Esercizio 1:
Puoi impaginare come elenco numerato la parte dei record che va dal loro inizio fino alla riga contenente "document-body xyxy=(144,114,794,1273)", inclusa, omettendo le righe vuote?

Brano citato:
_ _ _ _

Si incontra dapprima, lungo il percorso della gita, l'acqua delle pozze di Grasso di Lago che sembra preistorica popolata com'è di verdi usciti dal fondo e senza confronti, mentre l'erba sommersa, toccata dal primo sole, è come ghiacciata sotto i rami spezzati che, cadutivi, ricordano primordiali anfibi in immobile attesa della preda. Il sentiero è un corridoio con le finestre aperte sull'altro versante della valle che appare e riappare tra le fronde che ne incorniciano i maggenghi, ognuno distinto dal suo colore: un colore di tetti e di campi, di boschi fitti e di pendii squarciati.

Le inquadrature accompagnano, luminosamente variando, questo sentiero che sbuca poi nella grande conca di Ravina, che ha il suo silenzio e le sue voci quando il silenzio si riempie di armenti condotti da grida e da abbaii: il corte, occupato dal loro metodico spostarsi, si fa meno vasto sotto la montagna che scende, lustra e spazzolata, verso l'alpe.

Si arriva poi ai larici e si percorre di nuovo il silenzio, che prepara l'incontro con il primo laghetto dell'escursione: è, quello di Ravina, un laghetto cui bisogna fare appunto l'occhio senza essere disturbati né dai richiami né dai campanacci; si mostra, al primo apparire, indolentemente grigio, ma poi, quasi si fosse accorto della delusione di chi lo sta osservando e giudicando, si riempie, senza fretta, di tinte: vi si scopre, allora, quella dell'erba fusa nella trasparenza; quella delle piante che, proiettate nell'acqua, si trasformano in altre piante e lasciano uscire tocchi di delicata e, insieme, smagliante clorofilla; quella dei sassi che ne segnano la profondità e, secondo la stessa, sono più grigi o più bianchi; quella della neve che, riflessa, dura più a lungo nel liquido freddo senza estate; quella dell'ombra che, sciogliendosi, crea un elemento cromatico che galleggia cupamente e guizza, come se fosse stato ferito, quando viene colpito da un balenio.

_ _ _ _

Record elencati:
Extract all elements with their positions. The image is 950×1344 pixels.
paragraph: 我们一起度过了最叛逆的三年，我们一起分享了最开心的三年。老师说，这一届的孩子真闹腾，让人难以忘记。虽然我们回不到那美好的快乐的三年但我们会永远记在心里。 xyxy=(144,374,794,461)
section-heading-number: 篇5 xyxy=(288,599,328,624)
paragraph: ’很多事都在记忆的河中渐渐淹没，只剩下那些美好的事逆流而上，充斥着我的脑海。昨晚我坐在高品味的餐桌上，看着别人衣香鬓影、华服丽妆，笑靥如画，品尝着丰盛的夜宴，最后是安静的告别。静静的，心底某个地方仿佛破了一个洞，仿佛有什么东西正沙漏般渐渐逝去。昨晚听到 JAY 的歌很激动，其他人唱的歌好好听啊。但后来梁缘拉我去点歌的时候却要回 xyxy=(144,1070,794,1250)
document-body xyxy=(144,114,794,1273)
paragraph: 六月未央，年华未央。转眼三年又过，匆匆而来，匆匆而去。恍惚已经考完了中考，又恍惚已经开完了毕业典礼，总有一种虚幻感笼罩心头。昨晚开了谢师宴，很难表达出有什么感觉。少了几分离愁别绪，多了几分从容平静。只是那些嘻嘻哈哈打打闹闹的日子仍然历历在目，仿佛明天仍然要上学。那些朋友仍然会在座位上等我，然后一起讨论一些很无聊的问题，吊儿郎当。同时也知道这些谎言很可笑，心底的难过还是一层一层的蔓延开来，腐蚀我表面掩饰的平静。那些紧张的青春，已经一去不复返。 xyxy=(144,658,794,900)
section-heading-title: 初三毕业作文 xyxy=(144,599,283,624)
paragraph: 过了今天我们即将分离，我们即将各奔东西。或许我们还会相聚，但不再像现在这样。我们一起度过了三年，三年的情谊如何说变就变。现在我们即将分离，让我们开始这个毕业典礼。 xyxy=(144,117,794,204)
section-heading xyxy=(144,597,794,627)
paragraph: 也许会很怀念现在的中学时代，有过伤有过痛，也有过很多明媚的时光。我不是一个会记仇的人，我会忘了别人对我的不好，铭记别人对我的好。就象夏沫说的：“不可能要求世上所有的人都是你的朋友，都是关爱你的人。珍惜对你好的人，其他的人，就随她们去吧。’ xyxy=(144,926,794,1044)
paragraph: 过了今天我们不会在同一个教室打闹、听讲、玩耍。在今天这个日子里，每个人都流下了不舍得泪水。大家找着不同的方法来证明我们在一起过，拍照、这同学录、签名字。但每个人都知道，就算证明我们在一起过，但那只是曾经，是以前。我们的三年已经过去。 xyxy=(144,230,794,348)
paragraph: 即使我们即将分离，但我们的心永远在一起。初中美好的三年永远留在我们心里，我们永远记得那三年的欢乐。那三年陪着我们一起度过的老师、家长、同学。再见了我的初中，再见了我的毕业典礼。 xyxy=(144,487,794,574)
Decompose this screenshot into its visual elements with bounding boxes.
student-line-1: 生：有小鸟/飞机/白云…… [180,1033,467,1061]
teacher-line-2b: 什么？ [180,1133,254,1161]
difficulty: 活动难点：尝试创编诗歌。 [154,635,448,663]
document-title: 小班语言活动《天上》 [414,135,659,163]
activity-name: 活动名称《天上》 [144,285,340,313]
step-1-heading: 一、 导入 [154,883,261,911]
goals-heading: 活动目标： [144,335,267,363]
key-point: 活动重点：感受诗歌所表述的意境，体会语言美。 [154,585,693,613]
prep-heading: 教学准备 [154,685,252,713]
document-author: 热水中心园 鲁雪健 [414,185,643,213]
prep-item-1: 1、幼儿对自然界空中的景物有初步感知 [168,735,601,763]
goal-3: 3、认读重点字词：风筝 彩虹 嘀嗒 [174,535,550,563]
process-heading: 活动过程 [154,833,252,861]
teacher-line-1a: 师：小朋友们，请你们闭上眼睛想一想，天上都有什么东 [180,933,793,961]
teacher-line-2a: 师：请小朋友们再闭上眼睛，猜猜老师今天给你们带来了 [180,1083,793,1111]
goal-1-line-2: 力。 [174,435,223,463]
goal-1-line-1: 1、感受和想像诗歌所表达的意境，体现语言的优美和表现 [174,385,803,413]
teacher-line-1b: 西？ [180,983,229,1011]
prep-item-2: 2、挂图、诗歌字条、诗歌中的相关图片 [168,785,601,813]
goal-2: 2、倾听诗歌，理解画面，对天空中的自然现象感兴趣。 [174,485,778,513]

_ _ _ _

Esercizio 2:
Puoi riprendere il brano sull'escursione al laghetto di Ravina e proseguirlo da dove si ferma?

Risposta attesa 1:
1. Extract all elements with their positions. The image is 950×1344 pixels.
2. paragraph: 我们一起度过了最叛逆的三年，我们一起分享了最开心的三年。老师说，这一届的孩子真闹腾，让人难以忘记。虽然我们回不到那美好的快乐的三年但我们会永远记在心里。 xyxy=(144,374,794,461)
3. section-heading-number: 篇5 xyxy=(288,599,328,624)
4. paragraph: ’很多事都在记忆的河中渐渐淹没，只剩下那些美好的事逆流而上，充斥着我的脑海。昨晚我坐在高品味的餐桌上，看着别人衣香鬓影、华服丽妆，笑靥如画，品尝着丰盛的夜宴，最后是安静的告别。静静的，心底某个地方仿佛破了一个洞，仿佛有什么东西正沙漏般渐渐逝去。昨晚听到 JAY 的歌很激动，其他人唱的歌好好听啊。但后来梁缘拉我去点歌的时候却要回 xyxy=(144,1070,794,1250)
5. document-body xyxy=(144,114,794,1273)

Risposta attesa 2:
È il vento che procura al Ravina i balenii e i momenti migliori: l'acqua si copre, allora, di favolose farfalle che si muovono verso riva e, prima di toccarla e morire, eseguono l'ultima loro figura argentata (è una danza, questa, che si ripete a intervalli regolari, diretta da un vento che sa come migliorarne gli effetti ottici e cambia quindi, se il caso, direzione, spingendo da sud liquide farfalle più vivaci e da nord liquide farfalle più vistose).

Nemmeno il vento riesce tuttavia a procurare un po' di vero azzurro al Ravina, che sembra non conoscere questo colore che pur andrebbe d'accordo con i fiori cresciuti sulle sponde: come se il blu non potesse respirare nella sua acqua o ne fosse scacciato dalle altre tinte o si lasciasse volutamente vedere solo di notte nella parte di indaco lunare riservato ai diritti e ai piaceri delle stelle.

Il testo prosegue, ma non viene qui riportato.